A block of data
────────────────
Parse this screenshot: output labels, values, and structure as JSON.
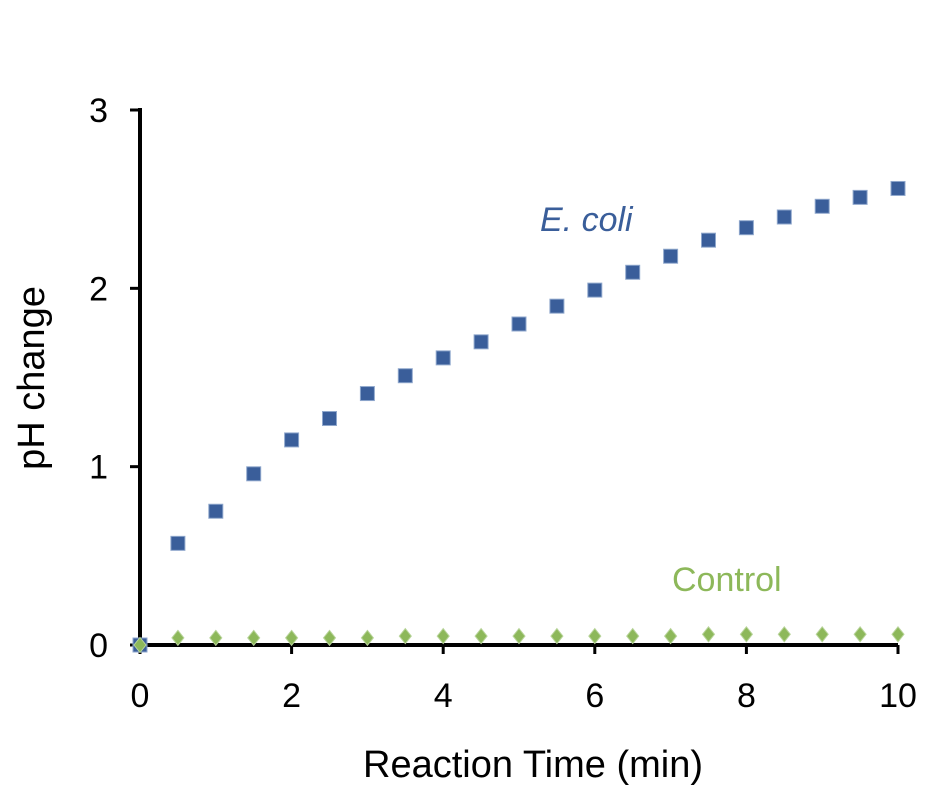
{
  "chart_data": {
    "type": "scatter",
    "title": "",
    "xlabel": "Reaction Time (min)",
    "ylabel": "pH change",
    "xlim": [
      0,
      10
    ],
    "ylim": [
      0,
      3
    ],
    "xticks": [
      "0",
      "2",
      "4",
      "6",
      "8",
      "10"
    ],
    "yticks": [
      "0",
      "1",
      "2",
      "3"
    ],
    "grid": false,
    "series": [
      {
        "name": "E. coli",
        "marker": "square",
        "color": "#3A5E9A",
        "x": [
          0,
          0.5,
          1.0,
          1.5,
          2.0,
          2.5,
          3.0,
          3.5,
          4.0,
          4.5,
          5.0,
          5.5,
          6.0,
          6.5,
          7.0,
          7.5,
          8.0,
          8.5,
          9.0,
          9.5,
          10.0
        ],
        "y": [
          0,
          0.57,
          0.75,
          0.96,
          1.15,
          1.27,
          1.41,
          1.51,
          1.61,
          1.7,
          1.8,
          1.9,
          1.99,
          2.09,
          2.18,
          2.27,
          2.34,
          2.4,
          2.46,
          2.51,
          2.56
        ]
      },
      {
        "name": "Control",
        "marker": "diamond",
        "color": "#8DB85A",
        "x": [
          0,
          0.5,
          1.0,
          1.5,
          2.0,
          2.5,
          3.0,
          3.5,
          4.0,
          4.5,
          5.0,
          5.5,
          6.0,
          6.5,
          7.0,
          7.5,
          8.0,
          8.5,
          9.0,
          9.5,
          10.0
        ],
        "y": [
          0,
          0.04,
          0.04,
          0.04,
          0.04,
          0.04,
          0.04,
          0.05,
          0.05,
          0.05,
          0.05,
          0.05,
          0.05,
          0.05,
          0.05,
          0.06,
          0.06,
          0.06,
          0.06,
          0.06,
          0.06
        ]
      }
    ],
    "annotations": [
      {
        "text": "E. coli",
        "series": "E. coli",
        "italic": true
      },
      {
        "text": "Control",
        "series": "Control",
        "italic": false
      }
    ]
  }
}
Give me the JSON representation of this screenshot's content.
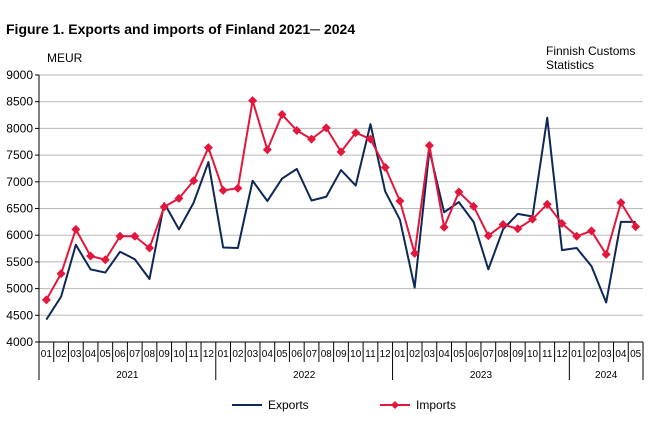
{
  "figure": {
    "title": "Figure 1. Exports and imports of Finland 2021─ 2024",
    "unit": "MEUR",
    "source_line1": "Finnish Customs",
    "source_line2": "Statistics"
  },
  "colors": {
    "exports": "#0d2758",
    "imports": "#e3173d",
    "grid": "#b8b8b8"
  },
  "chart_data": {
    "type": "line",
    "title": "Figure 1. Exports and imports of Finland 2021─ 2024",
    "ylabel": "MEUR",
    "xlabel": "",
    "ylim": [
      4000,
      9000
    ],
    "yticks": [
      4000,
      4500,
      5000,
      5500,
      6000,
      6500,
      7000,
      7500,
      8000,
      8500,
      9000
    ],
    "grid": true,
    "legend": "bottom",
    "categories": [
      "01",
      "02",
      "03",
      "04",
      "05",
      "06",
      "07",
      "08",
      "09",
      "10",
      "11",
      "12",
      "01",
      "02",
      "03",
      "04",
      "05",
      "06",
      "07",
      "08",
      "09",
      "10",
      "11",
      "12",
      "01",
      "02",
      "03",
      "04",
      "05",
      "06",
      "07",
      "08",
      "09",
      "10",
      "11",
      "12",
      "01",
      "02",
      "03",
      "04",
      "05"
    ],
    "years": [
      {
        "label": "2021",
        "start": 0,
        "count": 12
      },
      {
        "label": "2022",
        "start": 12,
        "count": 12
      },
      {
        "label": "2023",
        "start": 24,
        "count": 12
      },
      {
        "label": "2024",
        "start": 36,
        "count": 5
      }
    ],
    "series": [
      {
        "name": "Exports",
        "marker": "none",
        "values": [
          4420,
          4850,
          5820,
          5360,
          5300,
          5690,
          5550,
          5180,
          6600,
          6110,
          6610,
          7370,
          5770,
          5760,
          7020,
          6640,
          7060,
          7240,
          6650,
          6720,
          7220,
          6930,
          8080,
          6820,
          6290,
          5020,
          7590,
          6430,
          6620,
          6250,
          5360,
          6110,
          6400,
          6350,
          8200,
          5720,
          5760,
          5420,
          4740,
          6250,
          6250
        ]
      },
      {
        "name": "Imports",
        "marker": "diamond",
        "values": [
          4790,
          5280,
          6110,
          5610,
          5540,
          5980,
          5980,
          5760,
          6530,
          6690,
          7020,
          7640,
          6840,
          6880,
          8520,
          7600,
          8260,
          7960,
          7800,
          8010,
          7560,
          7920,
          7800,
          7270,
          6640,
          5660,
          7680,
          6150,
          6810,
          6540,
          5990,
          6200,
          6120,
          6300,
          6580,
          6220,
          5980,
          6080,
          5640,
          6610,
          6160
        ]
      }
    ]
  }
}
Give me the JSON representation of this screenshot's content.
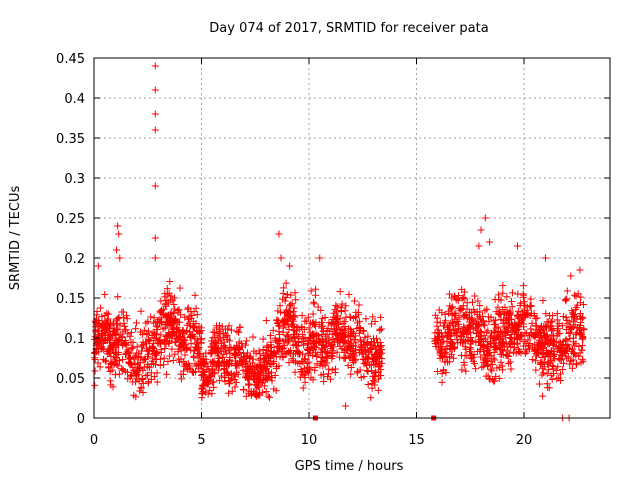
{
  "chart_data": {
    "type": "scatter",
    "title": "Day 074 of 2017, SRMTID for receiver pata",
    "xlabel": "GPS time / hours",
    "ylabel": "SRMTID / TECUs",
    "xlim": [
      0,
      24
    ],
    "ylim": [
      0,
      0.45
    ],
    "xticks": [
      "0",
      "5",
      "10",
      "15",
      "20"
    ],
    "yticks": [
      "0",
      "0.05",
      "0.1",
      "0.15",
      "0.2",
      "0.25",
      "0.3",
      "0.35",
      "0.4",
      "0.45"
    ],
    "grid": true,
    "marker": "+",
    "color": "#ff0000",
    "outliers": [
      {
        "x": 2.85,
        "y": 0.44
      },
      {
        "x": 2.85,
        "y": 0.41
      },
      {
        "x": 2.85,
        "y": 0.38
      },
      {
        "x": 2.85,
        "y": 0.36
      },
      {
        "x": 2.85,
        "y": 0.29
      },
      {
        "x": 2.85,
        "y": 0.225
      },
      {
        "x": 2.85,
        "y": 0.2
      },
      {
        "x": 1.1,
        "y": 0.24
      },
      {
        "x": 1.15,
        "y": 0.23
      },
      {
        "x": 1.05,
        "y": 0.21
      },
      {
        "x": 1.2,
        "y": 0.2
      },
      {
        "x": 8.6,
        "y": 0.23
      },
      {
        "x": 8.7,
        "y": 0.2
      },
      {
        "x": 9.1,
        "y": 0.19
      },
      {
        "x": 18.2,
        "y": 0.25
      },
      {
        "x": 18.0,
        "y": 0.235
      },
      {
        "x": 18.4,
        "y": 0.22
      },
      {
        "x": 17.9,
        "y": 0.215
      },
      {
        "x": 19.7,
        "y": 0.215
      },
      {
        "x": 21.0,
        "y": 0.2
      },
      {
        "x": 22.6,
        "y": 0.185
      },
      {
        "x": 0.2,
        "y": 0.19
      },
      {
        "x": 10.5,
        "y": 0.2
      },
      {
        "x": 11.7,
        "y": 0.015
      },
      {
        "x": 21.8,
        "y": 0.0
      },
      {
        "x": 22.1,
        "y": 0.0
      }
    ],
    "zero_markers": [
      10.3,
      15.8
    ],
    "segments": [
      {
        "x_start": 0.0,
        "x_end": 3.0,
        "mean": 0.088,
        "spread": 0.045,
        "count": 360
      },
      {
        "x_start": 3.0,
        "x_end": 5.0,
        "mean": 0.1,
        "spread": 0.05,
        "count": 250
      },
      {
        "x_start": 5.0,
        "x_end": 8.5,
        "mean": 0.068,
        "spread": 0.04,
        "count": 420
      },
      {
        "x_start": 8.5,
        "x_end": 11.0,
        "mean": 0.1,
        "spread": 0.05,
        "count": 300
      },
      {
        "x_start": 11.0,
        "x_end": 13.4,
        "mean": 0.09,
        "spread": 0.045,
        "count": 290
      },
      {
        "x_start": 15.8,
        "x_end": 18.0,
        "mean": 0.105,
        "spread": 0.045,
        "count": 260
      },
      {
        "x_start": 18.0,
        "x_end": 20.5,
        "mean": 0.105,
        "spread": 0.05,
        "count": 300
      },
      {
        "x_start": 20.5,
        "x_end": 22.8,
        "mean": 0.1,
        "spread": 0.05,
        "count": 280
      }
    ]
  }
}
────────────────
* [What you will do]:
Look for the word "grid" in every line of the listing and copy the lines that have it.

* [Complete response]:
    "grid": false,
    "grid": "#b8b8b8"
    "grid": true,
    "grid": true,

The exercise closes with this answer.